Exercise directions: Where a line holds the word "name", copy that line.

···

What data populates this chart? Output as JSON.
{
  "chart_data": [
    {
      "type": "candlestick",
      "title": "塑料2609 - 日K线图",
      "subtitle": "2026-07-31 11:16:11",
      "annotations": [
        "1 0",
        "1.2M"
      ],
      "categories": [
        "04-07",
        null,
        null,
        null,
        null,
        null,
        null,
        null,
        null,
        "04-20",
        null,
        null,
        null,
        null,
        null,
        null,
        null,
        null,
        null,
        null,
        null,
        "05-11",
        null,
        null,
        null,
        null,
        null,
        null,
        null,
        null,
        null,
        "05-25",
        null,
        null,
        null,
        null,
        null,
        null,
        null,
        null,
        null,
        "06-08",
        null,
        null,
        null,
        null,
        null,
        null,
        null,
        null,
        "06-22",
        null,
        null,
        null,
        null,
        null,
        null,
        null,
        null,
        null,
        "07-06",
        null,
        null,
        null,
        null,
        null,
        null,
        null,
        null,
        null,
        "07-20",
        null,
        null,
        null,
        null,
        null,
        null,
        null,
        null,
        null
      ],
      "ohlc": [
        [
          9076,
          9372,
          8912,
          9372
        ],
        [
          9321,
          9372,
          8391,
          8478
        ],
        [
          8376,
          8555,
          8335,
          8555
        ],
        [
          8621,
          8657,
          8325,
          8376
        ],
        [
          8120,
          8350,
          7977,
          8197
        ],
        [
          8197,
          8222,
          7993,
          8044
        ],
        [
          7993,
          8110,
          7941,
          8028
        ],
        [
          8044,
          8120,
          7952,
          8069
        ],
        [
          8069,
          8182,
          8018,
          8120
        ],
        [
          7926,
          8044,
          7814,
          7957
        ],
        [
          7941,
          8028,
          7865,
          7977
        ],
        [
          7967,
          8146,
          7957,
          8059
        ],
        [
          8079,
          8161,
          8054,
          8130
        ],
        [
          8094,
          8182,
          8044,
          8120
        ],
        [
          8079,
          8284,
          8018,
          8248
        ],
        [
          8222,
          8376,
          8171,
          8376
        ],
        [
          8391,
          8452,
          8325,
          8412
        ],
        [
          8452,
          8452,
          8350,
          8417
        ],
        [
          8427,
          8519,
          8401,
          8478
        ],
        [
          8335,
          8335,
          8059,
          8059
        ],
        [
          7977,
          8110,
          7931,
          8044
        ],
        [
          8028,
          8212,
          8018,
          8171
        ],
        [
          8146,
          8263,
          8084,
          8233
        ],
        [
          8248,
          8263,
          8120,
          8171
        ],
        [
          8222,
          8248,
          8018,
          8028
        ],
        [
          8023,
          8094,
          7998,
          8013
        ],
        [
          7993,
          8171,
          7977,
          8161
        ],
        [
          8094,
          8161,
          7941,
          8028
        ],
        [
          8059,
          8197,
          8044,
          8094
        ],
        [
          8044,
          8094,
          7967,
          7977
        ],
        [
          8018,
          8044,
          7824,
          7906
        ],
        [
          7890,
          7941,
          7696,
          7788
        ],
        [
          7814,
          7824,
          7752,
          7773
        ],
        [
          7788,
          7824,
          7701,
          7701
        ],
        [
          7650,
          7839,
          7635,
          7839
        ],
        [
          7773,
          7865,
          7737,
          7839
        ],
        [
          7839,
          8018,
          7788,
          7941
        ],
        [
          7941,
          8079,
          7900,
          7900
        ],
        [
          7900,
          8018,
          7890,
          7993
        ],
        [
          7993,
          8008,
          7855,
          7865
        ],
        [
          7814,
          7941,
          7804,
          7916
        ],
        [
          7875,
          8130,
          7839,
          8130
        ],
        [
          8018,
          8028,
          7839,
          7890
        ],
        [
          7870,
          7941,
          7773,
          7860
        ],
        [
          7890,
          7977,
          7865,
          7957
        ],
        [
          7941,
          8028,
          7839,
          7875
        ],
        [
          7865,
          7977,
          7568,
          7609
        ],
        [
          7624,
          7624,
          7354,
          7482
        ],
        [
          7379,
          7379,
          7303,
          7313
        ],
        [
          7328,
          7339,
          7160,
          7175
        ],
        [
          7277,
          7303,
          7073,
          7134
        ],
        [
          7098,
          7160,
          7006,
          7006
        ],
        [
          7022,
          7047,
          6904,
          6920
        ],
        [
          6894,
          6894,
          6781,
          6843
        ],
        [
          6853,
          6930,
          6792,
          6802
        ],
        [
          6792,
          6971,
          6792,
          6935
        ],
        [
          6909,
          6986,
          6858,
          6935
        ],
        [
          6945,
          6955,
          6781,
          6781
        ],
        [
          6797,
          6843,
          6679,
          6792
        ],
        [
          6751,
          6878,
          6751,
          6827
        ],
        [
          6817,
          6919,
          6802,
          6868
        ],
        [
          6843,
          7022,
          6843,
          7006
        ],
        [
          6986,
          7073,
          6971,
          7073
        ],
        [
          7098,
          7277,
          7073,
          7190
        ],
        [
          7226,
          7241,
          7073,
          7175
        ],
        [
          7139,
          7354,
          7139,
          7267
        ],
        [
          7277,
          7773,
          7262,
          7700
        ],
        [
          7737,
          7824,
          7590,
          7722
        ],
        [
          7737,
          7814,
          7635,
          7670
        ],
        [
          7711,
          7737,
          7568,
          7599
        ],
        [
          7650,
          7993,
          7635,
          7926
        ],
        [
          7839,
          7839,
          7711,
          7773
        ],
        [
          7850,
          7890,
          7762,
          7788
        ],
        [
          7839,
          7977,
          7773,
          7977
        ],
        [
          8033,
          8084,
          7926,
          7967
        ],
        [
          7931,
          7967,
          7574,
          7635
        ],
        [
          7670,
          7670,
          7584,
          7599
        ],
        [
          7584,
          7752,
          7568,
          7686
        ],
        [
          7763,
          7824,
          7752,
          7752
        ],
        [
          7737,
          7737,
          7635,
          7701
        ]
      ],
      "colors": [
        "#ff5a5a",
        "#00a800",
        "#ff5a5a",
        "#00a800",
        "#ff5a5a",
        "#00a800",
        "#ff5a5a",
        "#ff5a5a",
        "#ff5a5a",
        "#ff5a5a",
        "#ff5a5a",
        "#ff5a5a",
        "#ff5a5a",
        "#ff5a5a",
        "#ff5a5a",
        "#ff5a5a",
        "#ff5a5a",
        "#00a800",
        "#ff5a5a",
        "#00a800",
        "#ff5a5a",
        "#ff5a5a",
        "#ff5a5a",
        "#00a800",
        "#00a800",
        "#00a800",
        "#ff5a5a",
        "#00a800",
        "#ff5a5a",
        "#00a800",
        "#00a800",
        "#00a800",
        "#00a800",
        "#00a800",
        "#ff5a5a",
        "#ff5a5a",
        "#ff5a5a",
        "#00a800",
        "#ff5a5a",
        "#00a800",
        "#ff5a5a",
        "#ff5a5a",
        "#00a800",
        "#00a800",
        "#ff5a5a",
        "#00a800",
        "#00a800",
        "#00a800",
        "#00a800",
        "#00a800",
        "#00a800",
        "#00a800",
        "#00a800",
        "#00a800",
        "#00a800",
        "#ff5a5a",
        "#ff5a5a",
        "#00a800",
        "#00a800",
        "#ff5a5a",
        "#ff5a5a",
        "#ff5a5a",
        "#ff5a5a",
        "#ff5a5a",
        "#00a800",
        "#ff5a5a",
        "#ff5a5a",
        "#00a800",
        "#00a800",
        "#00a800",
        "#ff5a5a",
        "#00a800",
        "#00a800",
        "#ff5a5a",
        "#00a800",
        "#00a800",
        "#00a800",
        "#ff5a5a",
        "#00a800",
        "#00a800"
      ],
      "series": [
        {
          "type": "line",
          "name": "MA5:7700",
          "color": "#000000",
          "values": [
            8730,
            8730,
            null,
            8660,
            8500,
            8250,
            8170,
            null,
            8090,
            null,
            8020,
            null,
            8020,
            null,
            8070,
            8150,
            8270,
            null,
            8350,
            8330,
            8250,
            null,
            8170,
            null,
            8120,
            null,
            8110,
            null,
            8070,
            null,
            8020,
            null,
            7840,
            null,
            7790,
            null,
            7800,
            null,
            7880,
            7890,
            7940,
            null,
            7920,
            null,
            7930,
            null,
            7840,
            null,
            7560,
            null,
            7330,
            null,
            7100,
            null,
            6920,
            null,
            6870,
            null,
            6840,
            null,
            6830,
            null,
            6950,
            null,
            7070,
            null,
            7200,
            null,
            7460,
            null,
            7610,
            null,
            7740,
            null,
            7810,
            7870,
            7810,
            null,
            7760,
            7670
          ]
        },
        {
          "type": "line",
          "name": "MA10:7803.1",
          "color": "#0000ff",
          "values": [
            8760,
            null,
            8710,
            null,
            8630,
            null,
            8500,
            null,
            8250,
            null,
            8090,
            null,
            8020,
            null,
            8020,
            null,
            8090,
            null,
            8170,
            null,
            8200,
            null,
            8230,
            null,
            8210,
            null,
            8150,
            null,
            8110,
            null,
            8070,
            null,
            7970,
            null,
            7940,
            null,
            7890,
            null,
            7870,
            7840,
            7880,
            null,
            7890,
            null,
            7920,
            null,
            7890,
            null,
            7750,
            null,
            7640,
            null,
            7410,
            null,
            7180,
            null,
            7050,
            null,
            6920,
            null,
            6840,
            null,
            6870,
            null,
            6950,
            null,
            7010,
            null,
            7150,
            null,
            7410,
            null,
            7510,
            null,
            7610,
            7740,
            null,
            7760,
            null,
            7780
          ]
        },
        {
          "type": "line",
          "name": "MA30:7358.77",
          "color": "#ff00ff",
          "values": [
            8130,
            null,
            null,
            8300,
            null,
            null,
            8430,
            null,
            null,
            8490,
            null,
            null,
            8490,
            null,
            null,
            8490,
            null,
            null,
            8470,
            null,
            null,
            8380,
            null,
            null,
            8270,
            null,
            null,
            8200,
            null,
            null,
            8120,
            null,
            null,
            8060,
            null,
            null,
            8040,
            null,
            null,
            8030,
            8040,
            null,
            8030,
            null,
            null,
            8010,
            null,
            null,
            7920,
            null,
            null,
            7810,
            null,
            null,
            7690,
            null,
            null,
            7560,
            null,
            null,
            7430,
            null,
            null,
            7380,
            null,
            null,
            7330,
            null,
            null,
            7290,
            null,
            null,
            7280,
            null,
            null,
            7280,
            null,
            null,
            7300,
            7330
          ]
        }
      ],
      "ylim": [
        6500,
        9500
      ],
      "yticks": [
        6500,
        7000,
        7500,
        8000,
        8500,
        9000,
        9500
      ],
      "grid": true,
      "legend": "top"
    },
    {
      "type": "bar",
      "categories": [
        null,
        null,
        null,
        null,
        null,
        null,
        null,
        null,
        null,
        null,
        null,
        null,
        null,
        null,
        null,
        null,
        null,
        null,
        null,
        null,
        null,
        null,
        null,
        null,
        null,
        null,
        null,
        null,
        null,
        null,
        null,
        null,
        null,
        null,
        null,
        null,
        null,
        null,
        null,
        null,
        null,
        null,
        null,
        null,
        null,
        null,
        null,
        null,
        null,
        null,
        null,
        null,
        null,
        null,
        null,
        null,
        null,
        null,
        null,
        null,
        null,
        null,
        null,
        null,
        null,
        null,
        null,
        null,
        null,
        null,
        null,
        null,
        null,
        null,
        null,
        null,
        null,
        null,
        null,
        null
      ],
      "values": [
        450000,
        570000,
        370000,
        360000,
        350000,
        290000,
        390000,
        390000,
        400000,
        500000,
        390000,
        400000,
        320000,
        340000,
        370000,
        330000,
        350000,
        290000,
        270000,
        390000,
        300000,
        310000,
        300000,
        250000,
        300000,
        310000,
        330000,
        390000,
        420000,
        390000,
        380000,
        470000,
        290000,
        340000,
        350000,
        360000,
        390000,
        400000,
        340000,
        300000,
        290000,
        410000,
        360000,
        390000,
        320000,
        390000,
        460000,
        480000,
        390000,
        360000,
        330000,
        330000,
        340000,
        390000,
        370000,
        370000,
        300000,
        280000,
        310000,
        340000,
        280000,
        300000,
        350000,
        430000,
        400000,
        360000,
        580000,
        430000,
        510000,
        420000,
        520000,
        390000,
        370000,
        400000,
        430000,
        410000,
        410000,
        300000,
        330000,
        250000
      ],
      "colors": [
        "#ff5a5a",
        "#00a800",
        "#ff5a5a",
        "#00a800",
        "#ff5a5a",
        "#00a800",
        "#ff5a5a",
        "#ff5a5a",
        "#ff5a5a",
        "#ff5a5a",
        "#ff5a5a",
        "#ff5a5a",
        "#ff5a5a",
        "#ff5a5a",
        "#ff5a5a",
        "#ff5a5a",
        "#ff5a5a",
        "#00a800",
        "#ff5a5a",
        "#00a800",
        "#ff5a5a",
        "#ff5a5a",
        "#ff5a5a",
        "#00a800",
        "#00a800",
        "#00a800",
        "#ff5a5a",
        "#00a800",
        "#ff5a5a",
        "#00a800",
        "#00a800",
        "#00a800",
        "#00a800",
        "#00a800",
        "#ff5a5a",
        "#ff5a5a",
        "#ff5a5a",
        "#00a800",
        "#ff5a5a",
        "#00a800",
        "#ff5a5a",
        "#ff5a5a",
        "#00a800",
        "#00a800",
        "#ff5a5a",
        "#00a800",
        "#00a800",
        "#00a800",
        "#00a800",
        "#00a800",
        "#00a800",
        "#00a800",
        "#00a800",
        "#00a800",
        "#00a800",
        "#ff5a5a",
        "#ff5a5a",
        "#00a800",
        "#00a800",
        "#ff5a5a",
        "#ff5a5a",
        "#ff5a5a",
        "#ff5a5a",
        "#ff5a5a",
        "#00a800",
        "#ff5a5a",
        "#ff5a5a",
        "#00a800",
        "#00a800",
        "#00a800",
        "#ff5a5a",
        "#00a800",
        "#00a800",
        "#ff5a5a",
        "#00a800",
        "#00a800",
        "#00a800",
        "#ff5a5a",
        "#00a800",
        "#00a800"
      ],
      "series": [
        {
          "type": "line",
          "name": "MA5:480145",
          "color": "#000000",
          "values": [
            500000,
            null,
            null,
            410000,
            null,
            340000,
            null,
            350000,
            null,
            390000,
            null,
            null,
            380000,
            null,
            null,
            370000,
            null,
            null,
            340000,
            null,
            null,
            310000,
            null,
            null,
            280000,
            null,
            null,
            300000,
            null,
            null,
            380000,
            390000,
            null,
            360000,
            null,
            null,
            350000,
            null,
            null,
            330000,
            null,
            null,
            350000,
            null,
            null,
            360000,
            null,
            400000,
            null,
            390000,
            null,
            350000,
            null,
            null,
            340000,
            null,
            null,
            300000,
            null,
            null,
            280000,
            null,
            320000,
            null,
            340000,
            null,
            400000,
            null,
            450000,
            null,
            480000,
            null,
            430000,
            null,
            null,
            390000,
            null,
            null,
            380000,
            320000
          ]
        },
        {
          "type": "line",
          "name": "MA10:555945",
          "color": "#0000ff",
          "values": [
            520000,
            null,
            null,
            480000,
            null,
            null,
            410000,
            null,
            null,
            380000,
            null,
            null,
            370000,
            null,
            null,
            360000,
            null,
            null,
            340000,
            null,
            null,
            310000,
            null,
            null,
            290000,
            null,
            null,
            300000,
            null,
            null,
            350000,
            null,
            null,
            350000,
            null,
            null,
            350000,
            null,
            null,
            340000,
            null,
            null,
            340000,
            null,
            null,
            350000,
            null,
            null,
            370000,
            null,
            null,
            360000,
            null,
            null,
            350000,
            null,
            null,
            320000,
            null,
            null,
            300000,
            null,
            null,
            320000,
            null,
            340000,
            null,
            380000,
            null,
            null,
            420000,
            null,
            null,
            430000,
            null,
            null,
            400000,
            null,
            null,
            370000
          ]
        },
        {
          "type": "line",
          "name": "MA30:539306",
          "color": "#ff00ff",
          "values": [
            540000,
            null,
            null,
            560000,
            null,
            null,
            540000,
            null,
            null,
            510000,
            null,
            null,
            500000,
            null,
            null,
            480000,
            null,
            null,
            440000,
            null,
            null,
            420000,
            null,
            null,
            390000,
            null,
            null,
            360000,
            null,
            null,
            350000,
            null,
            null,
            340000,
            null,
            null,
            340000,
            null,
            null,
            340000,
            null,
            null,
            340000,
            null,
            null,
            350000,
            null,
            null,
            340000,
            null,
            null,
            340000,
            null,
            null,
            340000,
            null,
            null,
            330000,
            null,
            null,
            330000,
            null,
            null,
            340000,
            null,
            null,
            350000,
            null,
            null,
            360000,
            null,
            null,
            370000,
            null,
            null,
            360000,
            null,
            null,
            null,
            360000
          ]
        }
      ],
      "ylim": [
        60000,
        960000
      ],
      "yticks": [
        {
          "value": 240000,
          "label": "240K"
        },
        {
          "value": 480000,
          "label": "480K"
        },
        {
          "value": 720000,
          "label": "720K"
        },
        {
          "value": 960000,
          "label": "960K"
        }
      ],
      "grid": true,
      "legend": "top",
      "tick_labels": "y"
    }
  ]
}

···

Task solution:
          "name": "MA5:7700",
          "name": "MA10:7803.1",
          "name": "MA30:7358.77",
          "name": "MA5:480145",
          "name": "MA10:555945",
          "name": "MA30:539306",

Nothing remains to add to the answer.